:: Task objective ::
Below are records; count the lines in them that hold "foie" and give only the count.

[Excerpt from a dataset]
= = =

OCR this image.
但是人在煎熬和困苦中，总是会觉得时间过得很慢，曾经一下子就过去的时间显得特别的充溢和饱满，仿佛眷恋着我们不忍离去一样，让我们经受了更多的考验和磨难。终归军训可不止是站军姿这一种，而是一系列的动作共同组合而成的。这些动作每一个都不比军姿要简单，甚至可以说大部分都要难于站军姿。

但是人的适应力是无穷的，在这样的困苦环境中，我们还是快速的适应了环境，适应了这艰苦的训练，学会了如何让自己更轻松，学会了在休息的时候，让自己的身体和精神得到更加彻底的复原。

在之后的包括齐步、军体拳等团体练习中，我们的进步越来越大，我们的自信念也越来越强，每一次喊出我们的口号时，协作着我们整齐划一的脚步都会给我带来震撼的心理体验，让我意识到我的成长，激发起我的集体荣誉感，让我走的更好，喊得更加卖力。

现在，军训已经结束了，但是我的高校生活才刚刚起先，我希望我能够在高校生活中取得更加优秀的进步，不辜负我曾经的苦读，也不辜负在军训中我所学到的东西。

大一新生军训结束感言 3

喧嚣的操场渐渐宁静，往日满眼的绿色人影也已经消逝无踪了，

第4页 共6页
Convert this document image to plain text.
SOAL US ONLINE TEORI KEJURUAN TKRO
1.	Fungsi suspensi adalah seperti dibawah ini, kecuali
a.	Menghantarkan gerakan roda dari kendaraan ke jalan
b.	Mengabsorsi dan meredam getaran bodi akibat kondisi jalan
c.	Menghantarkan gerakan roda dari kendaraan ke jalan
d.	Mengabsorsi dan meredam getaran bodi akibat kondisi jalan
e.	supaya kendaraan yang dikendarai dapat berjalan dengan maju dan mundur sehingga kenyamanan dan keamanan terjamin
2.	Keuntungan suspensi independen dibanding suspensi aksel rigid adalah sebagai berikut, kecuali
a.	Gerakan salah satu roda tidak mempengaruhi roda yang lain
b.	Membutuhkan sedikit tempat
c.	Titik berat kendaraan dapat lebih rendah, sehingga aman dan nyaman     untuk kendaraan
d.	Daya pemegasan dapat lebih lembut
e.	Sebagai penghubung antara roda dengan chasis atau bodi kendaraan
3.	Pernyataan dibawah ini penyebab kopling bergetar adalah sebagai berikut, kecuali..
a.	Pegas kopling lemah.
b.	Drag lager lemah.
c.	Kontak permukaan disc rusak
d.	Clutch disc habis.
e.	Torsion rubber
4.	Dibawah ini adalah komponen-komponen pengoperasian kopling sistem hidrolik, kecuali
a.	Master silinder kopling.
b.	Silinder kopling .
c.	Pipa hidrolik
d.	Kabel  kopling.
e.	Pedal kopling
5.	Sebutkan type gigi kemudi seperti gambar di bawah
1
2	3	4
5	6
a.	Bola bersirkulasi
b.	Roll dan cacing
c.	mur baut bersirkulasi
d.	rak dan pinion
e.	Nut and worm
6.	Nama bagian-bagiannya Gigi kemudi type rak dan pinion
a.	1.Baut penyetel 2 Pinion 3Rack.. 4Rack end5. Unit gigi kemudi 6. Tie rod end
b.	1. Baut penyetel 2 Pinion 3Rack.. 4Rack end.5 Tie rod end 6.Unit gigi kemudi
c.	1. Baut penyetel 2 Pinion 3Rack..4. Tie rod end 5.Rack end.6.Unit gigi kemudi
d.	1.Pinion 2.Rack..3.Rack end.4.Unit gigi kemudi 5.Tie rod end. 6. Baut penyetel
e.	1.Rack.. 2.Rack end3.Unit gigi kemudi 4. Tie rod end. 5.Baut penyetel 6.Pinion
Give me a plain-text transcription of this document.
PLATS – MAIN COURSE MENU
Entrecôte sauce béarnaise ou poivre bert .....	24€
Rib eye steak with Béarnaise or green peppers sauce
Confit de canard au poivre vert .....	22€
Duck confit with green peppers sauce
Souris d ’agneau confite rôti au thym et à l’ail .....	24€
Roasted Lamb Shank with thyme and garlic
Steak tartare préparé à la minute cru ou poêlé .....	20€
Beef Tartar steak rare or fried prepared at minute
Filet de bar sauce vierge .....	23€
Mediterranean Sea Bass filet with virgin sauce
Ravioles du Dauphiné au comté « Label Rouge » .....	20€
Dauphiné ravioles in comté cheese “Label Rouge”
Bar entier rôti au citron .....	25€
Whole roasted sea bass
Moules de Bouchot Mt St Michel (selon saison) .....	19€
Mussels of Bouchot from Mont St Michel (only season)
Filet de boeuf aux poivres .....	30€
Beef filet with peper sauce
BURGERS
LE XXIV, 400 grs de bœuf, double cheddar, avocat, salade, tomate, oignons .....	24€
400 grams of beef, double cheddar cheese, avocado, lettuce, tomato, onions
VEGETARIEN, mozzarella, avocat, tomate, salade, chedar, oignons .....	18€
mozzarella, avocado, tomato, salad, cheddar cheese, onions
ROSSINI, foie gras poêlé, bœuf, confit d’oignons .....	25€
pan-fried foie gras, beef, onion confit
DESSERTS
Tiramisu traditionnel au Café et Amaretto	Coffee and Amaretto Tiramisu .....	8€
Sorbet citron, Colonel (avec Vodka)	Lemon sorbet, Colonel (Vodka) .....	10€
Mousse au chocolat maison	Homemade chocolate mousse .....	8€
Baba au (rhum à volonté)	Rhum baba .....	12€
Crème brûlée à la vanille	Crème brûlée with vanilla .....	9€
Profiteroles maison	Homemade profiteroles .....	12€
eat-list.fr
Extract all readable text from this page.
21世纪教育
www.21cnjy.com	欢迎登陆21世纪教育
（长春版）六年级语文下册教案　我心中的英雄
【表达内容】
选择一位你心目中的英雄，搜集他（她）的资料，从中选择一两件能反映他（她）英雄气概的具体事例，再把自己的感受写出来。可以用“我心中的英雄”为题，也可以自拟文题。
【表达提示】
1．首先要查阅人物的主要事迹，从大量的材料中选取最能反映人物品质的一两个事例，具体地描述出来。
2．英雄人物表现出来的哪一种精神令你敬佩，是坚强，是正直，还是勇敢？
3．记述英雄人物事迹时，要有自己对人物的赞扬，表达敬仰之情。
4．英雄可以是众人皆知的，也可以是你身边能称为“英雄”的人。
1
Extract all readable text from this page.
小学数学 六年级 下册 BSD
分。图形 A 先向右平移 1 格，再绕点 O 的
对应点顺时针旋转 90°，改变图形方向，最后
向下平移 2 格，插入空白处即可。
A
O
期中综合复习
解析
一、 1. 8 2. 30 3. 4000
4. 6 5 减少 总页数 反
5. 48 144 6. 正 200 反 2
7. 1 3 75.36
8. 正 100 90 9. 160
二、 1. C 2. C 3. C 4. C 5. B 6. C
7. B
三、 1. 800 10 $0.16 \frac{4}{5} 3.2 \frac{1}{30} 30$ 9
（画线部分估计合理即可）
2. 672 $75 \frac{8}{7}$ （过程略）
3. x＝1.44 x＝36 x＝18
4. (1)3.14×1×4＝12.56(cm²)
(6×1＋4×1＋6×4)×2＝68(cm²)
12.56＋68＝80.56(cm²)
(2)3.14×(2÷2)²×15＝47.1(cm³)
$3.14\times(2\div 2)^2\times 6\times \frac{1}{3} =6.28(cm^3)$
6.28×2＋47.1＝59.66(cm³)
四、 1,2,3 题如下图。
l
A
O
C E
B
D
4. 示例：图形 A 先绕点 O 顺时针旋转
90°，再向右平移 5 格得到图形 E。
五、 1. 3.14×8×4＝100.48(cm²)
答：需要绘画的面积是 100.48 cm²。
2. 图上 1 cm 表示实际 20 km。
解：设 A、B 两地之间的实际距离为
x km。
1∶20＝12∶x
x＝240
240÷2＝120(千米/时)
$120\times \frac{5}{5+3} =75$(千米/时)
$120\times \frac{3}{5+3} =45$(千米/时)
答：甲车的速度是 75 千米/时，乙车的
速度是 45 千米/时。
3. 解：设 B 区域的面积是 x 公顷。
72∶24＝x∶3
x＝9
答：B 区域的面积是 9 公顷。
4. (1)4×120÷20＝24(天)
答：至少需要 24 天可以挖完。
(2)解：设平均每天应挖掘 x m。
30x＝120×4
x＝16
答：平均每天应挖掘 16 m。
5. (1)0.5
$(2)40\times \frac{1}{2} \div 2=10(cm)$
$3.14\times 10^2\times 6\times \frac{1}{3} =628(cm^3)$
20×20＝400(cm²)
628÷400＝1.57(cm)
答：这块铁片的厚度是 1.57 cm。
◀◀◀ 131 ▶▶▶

= = =

:: Task solution ::
2